------ PASSAGE GIVEN ------

Q. If a building is a designated landmark can it be torn down? In Charlotte it could be saved for a year but after that, goodbye.

A. Not without our approval.

Q. What’s your commute to work like?

A. I ride my bike to work a lot. I live in downtown Atlanta and I would say that I have a good mode split. And MARTA is awesome; 55 miles of fast train exist in Atlanta, and it works wonderfully. Keith Parker, the CEO of MARTA, is doing a fantastic job, bringing a lot more riders to MARTA. He was in Charlotte when I was in Davidson. [Parker was an assistant Charlotte city manager, then CEO of the Charlotte Area Transit System.] I drive some, too.

Atlanta's interstate highways cut through the heart of the city. Photo: [Public domain], via Wikimedia Commons

Q. The City of Atlanta is in a large, sprawling metro region, balkanized politically, and you work for the City of Atlanta. You can’t do anything about a Gwinnett County or any of the other places. As a planner, how do you handle that?

A. I get that question a lot in public meetings: “What about the region?” And I should have a better answer for this because the answer is just, I don’t care.  I mean that’s the answer.

Q. You do realize that this is going to be put online?

A. Well, that’s fine. I don’t mind that. It’s just the City of Atlanta is my responsibility. That’s all I care about.

In a way, it’s a competition. We don’t want the region to grow that way anymore.  My whole intention is for the City of Atlanta to be the fastest growing part of the region. It actually is right now, over the last few years. We think that trajectory can continue. So what happens in the suburbs? I don’t know.

The transit vote will allow dramatically improved transit service in the urban core. Which is where it should be, because there are a lot of people who can use transit.  It’s not like you’re going to get some tiny increment of people way out in the middle of nowhere to maybe go to a park and ride lot. The dynamics of Atlanta right now are really positive. That’s all I concentrate on.

Q.  You got the City Council to OK your plan to overhaul the whole department of planning and community development. Why? And what’s next?

A. I don’t think that department was seen as something that has had a great, positive impact on the city. I was brought there to try to help make a valuable, successful planning department. It needed updating. There was no design aspect of the Planning Department other than a regulatory thing. We’re responsible for transportation planning, but it needed more emphasis. We’re responsible for building permits, and that needed a complete overhaul after decades of audits and reports on how broken it was.

One of the things the mayor and I totally agreed on is that we would do Atlanta City Design

Here is the premise: The city has been static or shrinking in population as the region has grown dramatically. We’re now a region of about 6 million people and a city of 450,000. The region is projected to grow by 2.5 million people over the next 20 years, but Atlanta’s amount of that growth is projected to be quite modest.  We want to change that, and we think that we can.

We’re doing a design for the city which says we want to capture maybe 25 percent to 30 percent of that growth, which will put the city’s population between 1.1 million and 1.5 million people. And

a bigger city with a larger population is a better city – if we design it.

I hired Ryan Gravel to run the city design project. He is the one that came up with the idea for the beltline when he was a student at Georgia Tech, and he’s recently published a book about his work around the country [Where We Want To Live: Reclaiming Infrastructure for a New Generation of Cities].

------ DATA ENTRIES ------

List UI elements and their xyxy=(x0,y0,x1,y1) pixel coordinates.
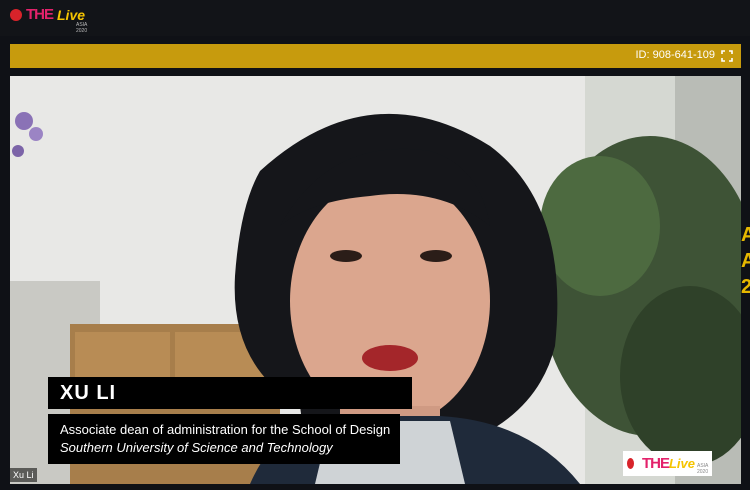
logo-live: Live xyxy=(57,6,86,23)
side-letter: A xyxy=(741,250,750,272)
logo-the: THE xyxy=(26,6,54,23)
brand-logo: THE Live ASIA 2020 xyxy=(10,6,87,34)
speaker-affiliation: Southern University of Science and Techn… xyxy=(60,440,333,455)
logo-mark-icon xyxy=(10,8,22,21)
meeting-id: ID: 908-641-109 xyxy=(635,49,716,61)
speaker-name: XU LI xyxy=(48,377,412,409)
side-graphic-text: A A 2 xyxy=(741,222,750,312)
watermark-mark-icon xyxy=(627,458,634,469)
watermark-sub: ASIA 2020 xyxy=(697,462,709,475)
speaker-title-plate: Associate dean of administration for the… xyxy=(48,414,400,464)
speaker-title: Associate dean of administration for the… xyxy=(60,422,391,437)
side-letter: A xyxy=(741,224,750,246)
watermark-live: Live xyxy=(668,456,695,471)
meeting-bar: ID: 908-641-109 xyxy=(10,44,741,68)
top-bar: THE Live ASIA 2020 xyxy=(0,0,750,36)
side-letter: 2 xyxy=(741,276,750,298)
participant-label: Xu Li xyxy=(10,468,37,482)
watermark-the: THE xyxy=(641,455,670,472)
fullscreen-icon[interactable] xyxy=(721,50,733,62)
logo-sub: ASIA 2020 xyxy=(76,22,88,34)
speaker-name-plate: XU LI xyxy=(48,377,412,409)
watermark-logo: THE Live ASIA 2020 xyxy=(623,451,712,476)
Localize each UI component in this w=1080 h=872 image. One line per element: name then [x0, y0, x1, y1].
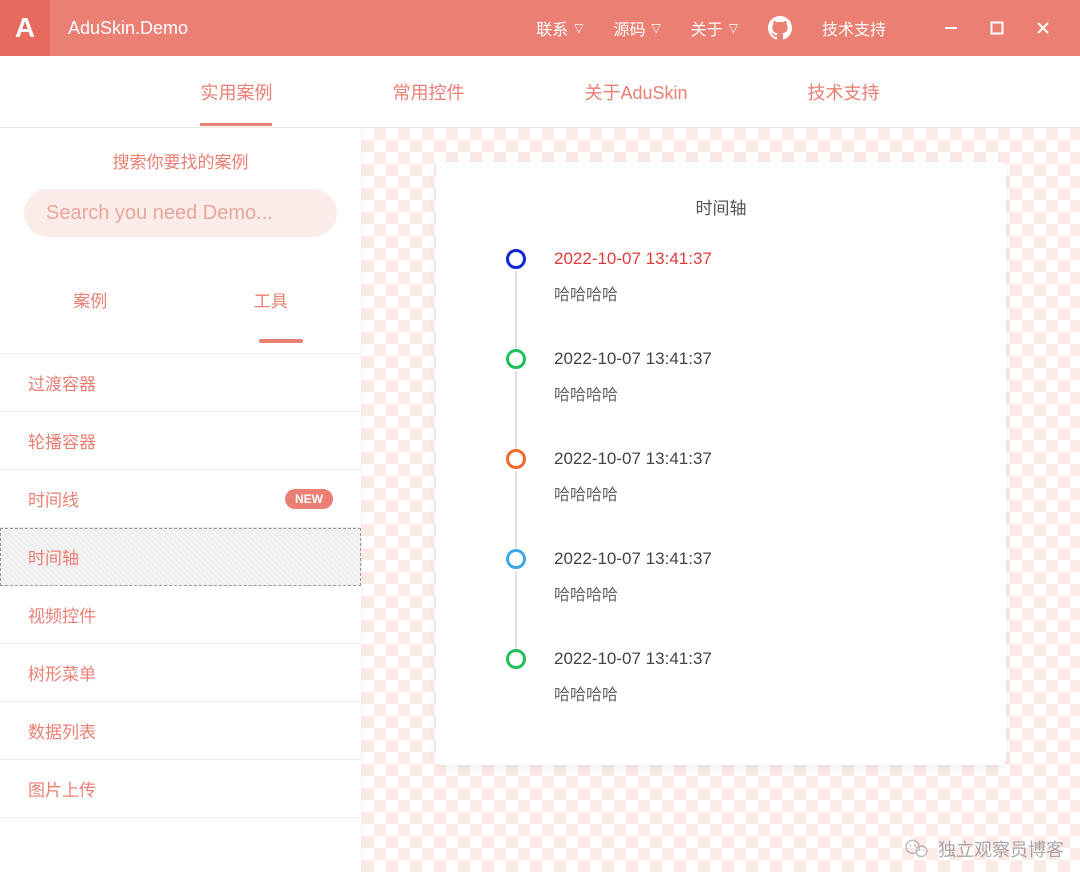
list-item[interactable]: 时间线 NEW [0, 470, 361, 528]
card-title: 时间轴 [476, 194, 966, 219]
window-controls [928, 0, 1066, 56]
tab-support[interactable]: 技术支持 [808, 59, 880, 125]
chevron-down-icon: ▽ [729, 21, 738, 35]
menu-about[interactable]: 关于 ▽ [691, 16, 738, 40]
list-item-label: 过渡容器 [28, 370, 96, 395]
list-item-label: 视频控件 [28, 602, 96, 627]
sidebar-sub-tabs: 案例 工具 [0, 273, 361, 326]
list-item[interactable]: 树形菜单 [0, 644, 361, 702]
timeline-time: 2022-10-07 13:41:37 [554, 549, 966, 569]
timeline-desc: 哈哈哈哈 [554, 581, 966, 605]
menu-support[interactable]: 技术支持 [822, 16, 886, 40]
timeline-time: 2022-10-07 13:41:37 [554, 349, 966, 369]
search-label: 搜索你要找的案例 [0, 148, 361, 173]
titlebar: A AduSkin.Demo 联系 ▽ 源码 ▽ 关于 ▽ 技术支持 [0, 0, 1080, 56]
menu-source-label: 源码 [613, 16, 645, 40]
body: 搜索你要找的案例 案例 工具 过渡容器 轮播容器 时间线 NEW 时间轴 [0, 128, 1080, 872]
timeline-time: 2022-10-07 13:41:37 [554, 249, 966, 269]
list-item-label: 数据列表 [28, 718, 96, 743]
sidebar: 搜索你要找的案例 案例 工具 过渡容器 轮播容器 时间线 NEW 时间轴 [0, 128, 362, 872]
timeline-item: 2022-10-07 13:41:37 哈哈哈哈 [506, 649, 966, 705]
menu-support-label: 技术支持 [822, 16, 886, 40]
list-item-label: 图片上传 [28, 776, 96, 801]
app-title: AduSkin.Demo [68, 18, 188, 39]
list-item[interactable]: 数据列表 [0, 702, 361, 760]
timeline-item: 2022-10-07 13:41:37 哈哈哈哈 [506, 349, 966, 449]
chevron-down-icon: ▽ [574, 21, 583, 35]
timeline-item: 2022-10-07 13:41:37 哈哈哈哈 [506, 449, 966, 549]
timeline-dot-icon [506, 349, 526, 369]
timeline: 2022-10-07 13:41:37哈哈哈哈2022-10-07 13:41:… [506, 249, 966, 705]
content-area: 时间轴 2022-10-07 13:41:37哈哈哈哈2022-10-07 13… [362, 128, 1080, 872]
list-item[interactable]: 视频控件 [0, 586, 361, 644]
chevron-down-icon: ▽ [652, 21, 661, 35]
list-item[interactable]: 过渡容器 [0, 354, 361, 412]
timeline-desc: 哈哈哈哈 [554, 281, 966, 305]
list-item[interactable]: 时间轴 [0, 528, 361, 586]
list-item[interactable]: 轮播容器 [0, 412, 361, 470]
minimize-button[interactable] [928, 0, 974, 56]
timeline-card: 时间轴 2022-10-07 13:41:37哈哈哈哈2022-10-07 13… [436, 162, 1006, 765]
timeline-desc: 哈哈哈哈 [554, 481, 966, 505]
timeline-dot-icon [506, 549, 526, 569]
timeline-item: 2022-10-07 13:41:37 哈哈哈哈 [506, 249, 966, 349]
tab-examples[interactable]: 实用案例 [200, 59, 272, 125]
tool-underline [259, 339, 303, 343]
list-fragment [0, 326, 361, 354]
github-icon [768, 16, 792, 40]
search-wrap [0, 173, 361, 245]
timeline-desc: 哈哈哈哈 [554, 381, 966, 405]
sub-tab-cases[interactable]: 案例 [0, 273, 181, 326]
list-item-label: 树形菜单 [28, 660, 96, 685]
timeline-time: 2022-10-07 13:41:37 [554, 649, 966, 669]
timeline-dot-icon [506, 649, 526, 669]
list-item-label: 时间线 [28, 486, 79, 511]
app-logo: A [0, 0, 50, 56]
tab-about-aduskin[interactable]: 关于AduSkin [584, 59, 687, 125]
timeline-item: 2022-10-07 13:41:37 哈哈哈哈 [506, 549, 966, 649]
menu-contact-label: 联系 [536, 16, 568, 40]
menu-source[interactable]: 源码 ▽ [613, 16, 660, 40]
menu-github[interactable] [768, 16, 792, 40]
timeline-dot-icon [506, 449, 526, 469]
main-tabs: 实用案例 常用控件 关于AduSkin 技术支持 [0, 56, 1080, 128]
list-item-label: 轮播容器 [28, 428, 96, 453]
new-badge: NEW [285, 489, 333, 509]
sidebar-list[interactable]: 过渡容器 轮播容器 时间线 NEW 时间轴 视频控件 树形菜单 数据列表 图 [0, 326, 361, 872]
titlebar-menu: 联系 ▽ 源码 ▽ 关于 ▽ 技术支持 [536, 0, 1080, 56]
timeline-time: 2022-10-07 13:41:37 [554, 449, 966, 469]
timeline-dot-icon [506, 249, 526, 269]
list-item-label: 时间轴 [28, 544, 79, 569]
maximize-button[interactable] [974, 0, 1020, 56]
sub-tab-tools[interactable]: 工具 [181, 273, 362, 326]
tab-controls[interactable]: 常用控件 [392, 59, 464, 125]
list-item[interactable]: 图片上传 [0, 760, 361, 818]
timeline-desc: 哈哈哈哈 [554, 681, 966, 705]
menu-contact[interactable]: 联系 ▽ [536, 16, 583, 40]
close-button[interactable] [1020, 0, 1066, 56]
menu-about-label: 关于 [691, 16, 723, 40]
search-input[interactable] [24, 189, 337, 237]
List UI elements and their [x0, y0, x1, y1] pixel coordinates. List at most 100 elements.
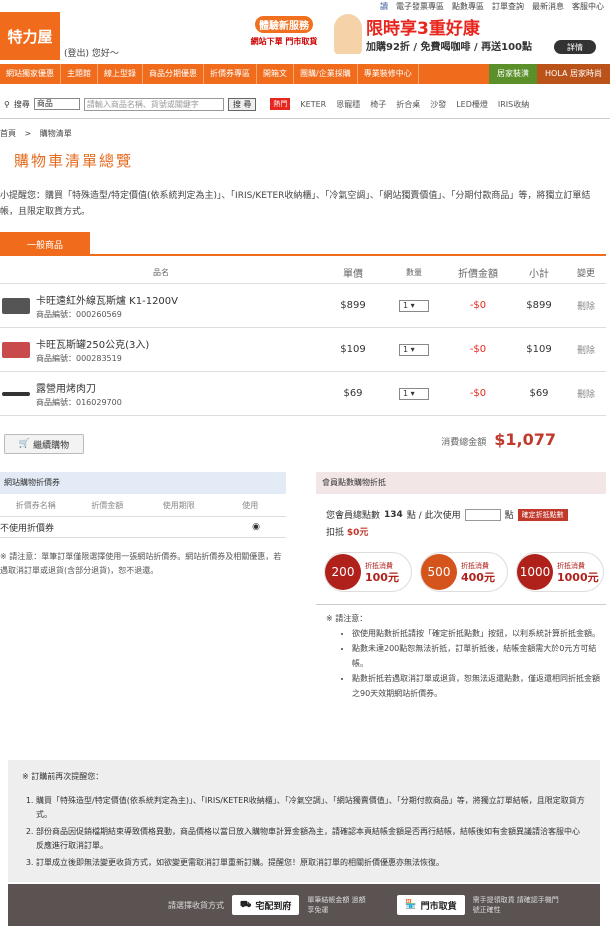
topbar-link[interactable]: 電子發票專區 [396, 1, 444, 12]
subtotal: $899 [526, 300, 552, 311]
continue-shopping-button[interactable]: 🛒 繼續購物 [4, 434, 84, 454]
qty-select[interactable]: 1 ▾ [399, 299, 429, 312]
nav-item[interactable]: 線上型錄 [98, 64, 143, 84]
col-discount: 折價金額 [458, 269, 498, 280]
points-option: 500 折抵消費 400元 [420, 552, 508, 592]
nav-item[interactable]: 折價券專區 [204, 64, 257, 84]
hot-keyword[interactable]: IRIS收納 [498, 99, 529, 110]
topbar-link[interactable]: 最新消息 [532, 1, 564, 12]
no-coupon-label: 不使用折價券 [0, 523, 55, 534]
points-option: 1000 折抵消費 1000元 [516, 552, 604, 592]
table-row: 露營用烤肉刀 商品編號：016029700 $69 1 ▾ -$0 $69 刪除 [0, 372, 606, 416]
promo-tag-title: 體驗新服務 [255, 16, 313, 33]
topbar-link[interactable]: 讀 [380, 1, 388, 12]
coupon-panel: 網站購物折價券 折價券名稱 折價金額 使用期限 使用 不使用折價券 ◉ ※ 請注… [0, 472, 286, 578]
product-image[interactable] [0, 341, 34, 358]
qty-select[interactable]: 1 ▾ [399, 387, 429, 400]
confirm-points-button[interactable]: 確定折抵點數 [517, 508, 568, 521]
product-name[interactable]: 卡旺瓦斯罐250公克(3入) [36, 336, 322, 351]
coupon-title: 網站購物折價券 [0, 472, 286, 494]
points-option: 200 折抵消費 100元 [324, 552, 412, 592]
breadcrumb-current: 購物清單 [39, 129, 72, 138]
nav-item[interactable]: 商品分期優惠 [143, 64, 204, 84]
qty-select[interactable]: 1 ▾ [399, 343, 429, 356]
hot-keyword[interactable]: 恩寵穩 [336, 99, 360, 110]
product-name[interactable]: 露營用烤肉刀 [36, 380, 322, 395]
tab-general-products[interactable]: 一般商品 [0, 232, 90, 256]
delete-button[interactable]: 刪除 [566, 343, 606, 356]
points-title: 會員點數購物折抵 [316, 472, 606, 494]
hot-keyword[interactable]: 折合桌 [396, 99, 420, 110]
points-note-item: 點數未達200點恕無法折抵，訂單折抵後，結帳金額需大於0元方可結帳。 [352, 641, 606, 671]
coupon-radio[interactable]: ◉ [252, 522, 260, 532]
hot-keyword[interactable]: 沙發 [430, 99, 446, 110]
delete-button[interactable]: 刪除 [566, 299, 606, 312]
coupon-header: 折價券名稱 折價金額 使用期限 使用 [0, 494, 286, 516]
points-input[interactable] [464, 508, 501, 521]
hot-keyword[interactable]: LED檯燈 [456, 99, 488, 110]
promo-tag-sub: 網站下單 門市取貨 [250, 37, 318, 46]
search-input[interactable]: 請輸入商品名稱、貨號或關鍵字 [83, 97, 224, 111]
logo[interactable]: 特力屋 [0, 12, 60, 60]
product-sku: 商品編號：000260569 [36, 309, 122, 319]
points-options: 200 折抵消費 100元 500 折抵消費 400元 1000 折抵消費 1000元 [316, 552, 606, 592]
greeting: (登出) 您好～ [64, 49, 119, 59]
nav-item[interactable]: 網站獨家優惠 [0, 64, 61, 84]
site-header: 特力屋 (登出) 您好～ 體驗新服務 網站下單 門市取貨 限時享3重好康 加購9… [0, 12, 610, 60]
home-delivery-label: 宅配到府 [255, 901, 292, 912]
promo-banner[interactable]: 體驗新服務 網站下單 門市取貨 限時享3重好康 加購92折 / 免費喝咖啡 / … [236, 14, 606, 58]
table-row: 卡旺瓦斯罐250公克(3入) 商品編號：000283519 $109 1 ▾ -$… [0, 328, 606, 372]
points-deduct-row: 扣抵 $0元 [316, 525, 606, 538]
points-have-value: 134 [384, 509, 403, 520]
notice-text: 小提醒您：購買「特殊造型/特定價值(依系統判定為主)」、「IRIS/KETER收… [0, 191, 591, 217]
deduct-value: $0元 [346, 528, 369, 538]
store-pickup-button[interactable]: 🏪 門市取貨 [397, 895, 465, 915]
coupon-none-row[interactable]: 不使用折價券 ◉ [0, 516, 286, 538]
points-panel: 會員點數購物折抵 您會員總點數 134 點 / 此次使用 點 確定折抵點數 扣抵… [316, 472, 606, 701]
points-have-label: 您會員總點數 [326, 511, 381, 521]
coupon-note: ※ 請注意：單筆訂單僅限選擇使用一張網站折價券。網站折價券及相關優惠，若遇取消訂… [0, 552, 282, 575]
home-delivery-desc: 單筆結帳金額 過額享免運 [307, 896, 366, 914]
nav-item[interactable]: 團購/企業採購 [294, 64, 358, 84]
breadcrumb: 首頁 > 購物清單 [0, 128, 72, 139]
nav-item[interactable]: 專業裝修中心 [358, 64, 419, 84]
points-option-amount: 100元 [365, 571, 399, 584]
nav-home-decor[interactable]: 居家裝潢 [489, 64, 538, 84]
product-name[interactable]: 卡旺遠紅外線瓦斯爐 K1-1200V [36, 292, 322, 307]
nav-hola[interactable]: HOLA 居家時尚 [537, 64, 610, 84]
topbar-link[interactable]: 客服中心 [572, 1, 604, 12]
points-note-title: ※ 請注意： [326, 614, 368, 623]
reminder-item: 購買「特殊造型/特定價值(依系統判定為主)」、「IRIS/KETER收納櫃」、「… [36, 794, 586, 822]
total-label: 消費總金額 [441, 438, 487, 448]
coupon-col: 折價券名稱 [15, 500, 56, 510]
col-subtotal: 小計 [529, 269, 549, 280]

------

WHAT THIS EXERCISE ASKS:
(1) From the Atlanta planning interview, list every figure that counts people, and say what each one measures.
(2) Return the Atlanta planning interview verbatim from "A. Not without" up to and including "drive some, too.".

EXERCISE SOLUTIONS:
(1)
- About 6 million: the population of the region
- 450,000: the population of the City of Atlanta
- 2.5 million: the region's projected growth over the next 20 years
- 1.1 million to 1.5 million: the city's population if it captures 25 to 30 percent of that growth

(2)
A. Not without our approval.

Q. What’s your commute to work like?

A. I ride my bike to work a lot. I live in downtown Atlanta and I would say that I have a good mode split. And MARTA is awesome; 55 miles of fast train exist in Atlanta, and it works wonderfully. Keith Parker, the CEO of MARTA, is doing a fantastic job, bringing a lot more riders to MARTA. He was in Charlotte when I was in Davidson. [Parker was an assistant Charlotte city manager, then CEO of the Charlotte Area Transit System.] I drive some, too.